EXERCISE BRIEF =
Go through the entries below and collect each line with the string "ratio" in it.

Part of a data file
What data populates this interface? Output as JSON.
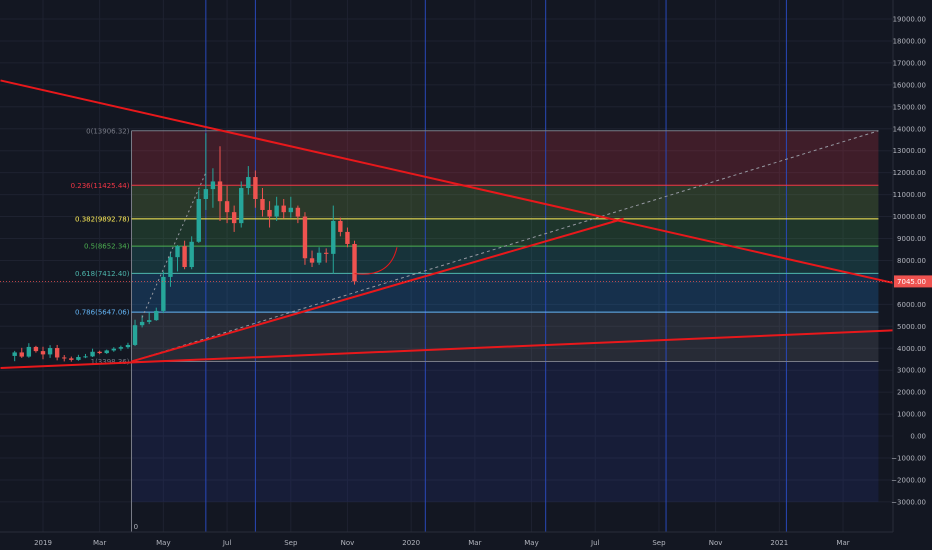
{
  "colors": {
    "background": "#131722",
    "grid": "#1e2230",
    "axis_text": "#b2b5be",
    "bull": "#26a69a",
    "bear": "#ef5350",
    "trendline": "#e8181b",
    "vline": "#2948b8",
    "price_badge": "#ef5350"
  },
  "chart_data": {
    "type": "candlestick",
    "y_axis": {
      "min": -3000,
      "max": 19000,
      "ticks": [
        "19000.00",
        "18000.00",
        "17000.00",
        "16000.00",
        "15000.00",
        "14000.00",
        "13000.00",
        "12000.00",
        "11000.00",
        "10000.00",
        "9000.00",
        "8000.00",
        "7000.00",
        "6000.00",
        "5000.00",
        "4000.00",
        "3000.00",
        "2000.00",
        "1000.00",
        "0.00",
        "−1000.00",
        "−2000.00",
        "−3000.00"
      ],
      "tick_values": [
        19000,
        18000,
        17000,
        16000,
        15000,
        14000,
        13000,
        12000,
        11000,
        10000,
        9000,
        8000,
        7000,
        6000,
        5000,
        4000,
        3000,
        2000,
        1000,
        0,
        -1000,
        -2000,
        -3000
      ]
    },
    "x_axis": {
      "tick_labels": [
        "2019",
        "Mar",
        "May",
        "Jul",
        "Sep",
        "Nov",
        "2020",
        "Mar",
        "May",
        "Jul",
        "Sep",
        "Nov",
        "2021",
        "Mar"
      ],
      "tick_weeks": [
        0,
        8,
        17,
        26,
        35,
        43,
        52,
        61,
        69,
        78,
        87,
        95,
        104,
        113
      ]
    },
    "current_price": {
      "value": 7045,
      "label": "7045.00"
    },
    "fibonacci": [
      {
        "ratio": "0",
        "price": 13906.32,
        "label": "0(13906.32)",
        "color": "#787b86"
      },
      {
        "ratio": "0.236",
        "price": 11425.44,
        "label": "0.236(11425.44)",
        "color": "#f23645"
      },
      {
        "ratio": "0.382",
        "price": 9892.78,
        "label": "0.382(9892.78)",
        "color": "#ffee58"
      },
      {
        "ratio": "0.5",
        "price": 8652.34,
        "label": "0.5(8652.34)",
        "color": "#4caf50"
      },
      {
        "ratio": "0.618",
        "price": 7412.4,
        "label": "0.618(7412.40)",
        "color": "#4db6ac"
      },
      {
        "ratio": "0.786",
        "price": 5647.06,
        "label": "0.786(5647.06)",
        "color": "#64b5f6"
      },
      {
        "ratio": "1",
        "price": 3398.36,
        "label": "1(3398.36)",
        "color": "#787b86"
      }
    ],
    "fib_zones": [
      {
        "from": 13906.32,
        "to": 11425.44,
        "color": "#f23645"
      },
      {
        "from": 11425.44,
        "to": 9892.78,
        "color": "#8bc34a"
      },
      {
        "from": 9892.78,
        "to": 8652.34,
        "color": "#4caf50"
      },
      {
        "from": 8652.34,
        "to": 7412.4,
        "color": "#26a69a"
      },
      {
        "from": 7412.4,
        "to": 5647.06,
        "color": "#2196f3"
      },
      {
        "from": 5647.06,
        "to": 3398.36,
        "color": "#787b86"
      },
      {
        "from": 3398.36,
        "to": -3000,
        "color": "#283593"
      }
    ],
    "fib_range_weeks": [
      12.5,
      118
    ],
    "trendlines": [
      {
        "w1": -6,
        "p1": 16200,
        "w2": 130,
        "p2": 6250
      },
      {
        "w1": -6,
        "p1": 3100,
        "w2": 130,
        "p2": 4950
      },
      {
        "w1": 12.5,
        "p1": 3398,
        "w2": 82,
        "p2": 9900
      }
    ],
    "dotted_line": {
      "w1": 12.5,
      "p1": 3398,
      "w2": 118,
      "p2": 13906
    },
    "dashed_line": {
      "w1": 14,
      "p1": 5400,
      "w2": 23,
      "p2": 12000
    },
    "vertical_lines_weeks": [
      23,
      30,
      54,
      71,
      88,
      105,
      123
    ],
    "bottom_markers": [
      {
        "week": 12.8,
        "label": "0"
      },
      {
        "week": 123.3,
        "label": "0"
      }
    ],
    "candles": [
      {
        "w": -4,
        "o": 3650,
        "h": 3880,
        "l": 3410,
        "c": 3810
      },
      {
        "w": -3,
        "o": 3810,
        "h": 4020,
        "l": 3560,
        "c": 3620
      },
      {
        "w": -2,
        "o": 3620,
        "h": 4230,
        "l": 3570,
        "c": 4060
      },
      {
        "w": -1,
        "o": 4060,
        "h": 4110,
        "l": 3800,
        "c": 3870
      },
      {
        "w": 0,
        "o": 3870,
        "h": 4070,
        "l": 3500,
        "c": 3720
      },
      {
        "w": 1,
        "o": 3720,
        "h": 4140,
        "l": 3560,
        "c": 4010
      },
      {
        "w": 2,
        "o": 4010,
        "h": 4150,
        "l": 3450,
        "c": 3580
      },
      {
        "w": 3,
        "o": 3580,
        "h": 3690,
        "l": 3400,
        "c": 3540
      },
      {
        "w": 4,
        "o": 3540,
        "h": 3620,
        "l": 3390,
        "c": 3470
      },
      {
        "w": 5,
        "o": 3470,
        "h": 3700,
        "l": 3430,
        "c": 3600
      },
      {
        "w": 6,
        "o": 3600,
        "h": 3740,
        "l": 3550,
        "c": 3630
      },
      {
        "w": 7,
        "o": 3630,
        "h": 3980,
        "l": 3600,
        "c": 3840
      },
      {
        "w": 8,
        "o": 3840,
        "h": 3890,
        "l": 3730,
        "c": 3780
      },
      {
        "w": 9,
        "o": 3780,
        "h": 3940,
        "l": 3740,
        "c": 3900
      },
      {
        "w": 10,
        "o": 3900,
        "h": 4050,
        "l": 3840,
        "c": 3980
      },
      {
        "w": 11,
        "o": 3980,
        "h": 4120,
        "l": 3890,
        "c": 4050
      },
      {
        "w": 12,
        "o": 4050,
        "h": 4250,
        "l": 3980,
        "c": 4150
      },
      {
        "w": 13,
        "o": 4150,
        "h": 5300,
        "l": 4100,
        "c": 5050
      },
      {
        "w": 14,
        "o": 5050,
        "h": 5500,
        "l": 4950,
        "c": 5200
      },
      {
        "w": 15,
        "o": 5200,
        "h": 5640,
        "l": 5100,
        "c": 5280
      },
      {
        "w": 16,
        "o": 5280,
        "h": 5850,
        "l": 5250,
        "c": 5700
      },
      {
        "w": 17,
        "o": 5700,
        "h": 7500,
        "l": 5600,
        "c": 7250
      },
      {
        "w": 18,
        "o": 7250,
        "h": 8400,
        "l": 6800,
        "c": 8150
      },
      {
        "w": 19,
        "o": 8150,
        "h": 8700,
        "l": 7500,
        "c": 8650
      },
      {
        "w": 20,
        "o": 8650,
        "h": 8900,
        "l": 7600,
        "c": 7700
      },
      {
        "w": 21,
        "o": 7700,
        "h": 9100,
        "l": 7600,
        "c": 8850
      },
      {
        "w": 22,
        "o": 8850,
        "h": 11200,
        "l": 8800,
        "c": 10800
      },
      {
        "w": 23,
        "o": 10800,
        "h": 13800,
        "l": 10300,
        "c": 11250
      },
      {
        "w": 24,
        "o": 11250,
        "h": 12200,
        "l": 10400,
        "c": 11600
      },
      {
        "w": 25,
        "o": 11600,
        "h": 13200,
        "l": 9800,
        "c": 10700
      },
      {
        "w": 26,
        "o": 10700,
        "h": 11400,
        "l": 9700,
        "c": 10200
      },
      {
        "w": 27,
        "o": 10200,
        "h": 10500,
        "l": 9300,
        "c": 9700
      },
      {
        "w": 28,
        "o": 9700,
        "h": 11600,
        "l": 9500,
        "c": 11300
      },
      {
        "w": 29,
        "o": 11300,
        "h": 12300,
        "l": 11000,
        "c": 11800
      },
      {
        "w": 30,
        "o": 11800,
        "h": 12100,
        "l": 10400,
        "c": 10800
      },
      {
        "w": 31,
        "o": 10800,
        "h": 11300,
        "l": 10000,
        "c": 10300
      },
      {
        "w": 32,
        "o": 10300,
        "h": 10700,
        "l": 9500,
        "c": 10000
      },
      {
        "w": 33,
        "o": 10000,
        "h": 10900,
        "l": 9800,
        "c": 10500
      },
      {
        "w": 34,
        "o": 10500,
        "h": 10800,
        "l": 9900,
        "c": 10200
      },
      {
        "w": 35,
        "o": 10200,
        "h": 10900,
        "l": 9950,
        "c": 10400
      },
      {
        "w": 36,
        "o": 10400,
        "h": 10500,
        "l": 9700,
        "c": 10000
      },
      {
        "w": 37,
        "o": 10000,
        "h": 10200,
        "l": 7800,
        "c": 8100
      },
      {
        "w": 38,
        "o": 8100,
        "h": 8450,
        "l": 7700,
        "c": 7900
      },
      {
        "w": 39,
        "o": 7900,
        "h": 8600,
        "l": 7800,
        "c": 8350
      },
      {
        "w": 40,
        "o": 8350,
        "h": 8550,
        "l": 7900,
        "c": 8300
      },
      {
        "w": 41,
        "o": 8300,
        "h": 10500,
        "l": 7400,
        "c": 9800
      },
      {
        "w": 42,
        "o": 9800,
        "h": 9950,
        "l": 9100,
        "c": 9300
      },
      {
        "w": 43,
        "o": 9300,
        "h": 9500,
        "l": 8600,
        "c": 8750
      },
      {
        "w": 44,
        "o": 8750,
        "h": 8900,
        "l": 6900,
        "c": 7045
      }
    ],
    "curve": {
      "w1": 44,
      "p1": 7400,
      "w2": 50,
      "p2": 8600
    }
  }
}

RESPONSE TO THE EXERCISE =
        "ratio": "0",
        "ratio": "0.236",
        "ratio": "0.382",
        "ratio": "0.5",
        "ratio": "0.618",
        "ratio": "0.786",
        "ratio": "1",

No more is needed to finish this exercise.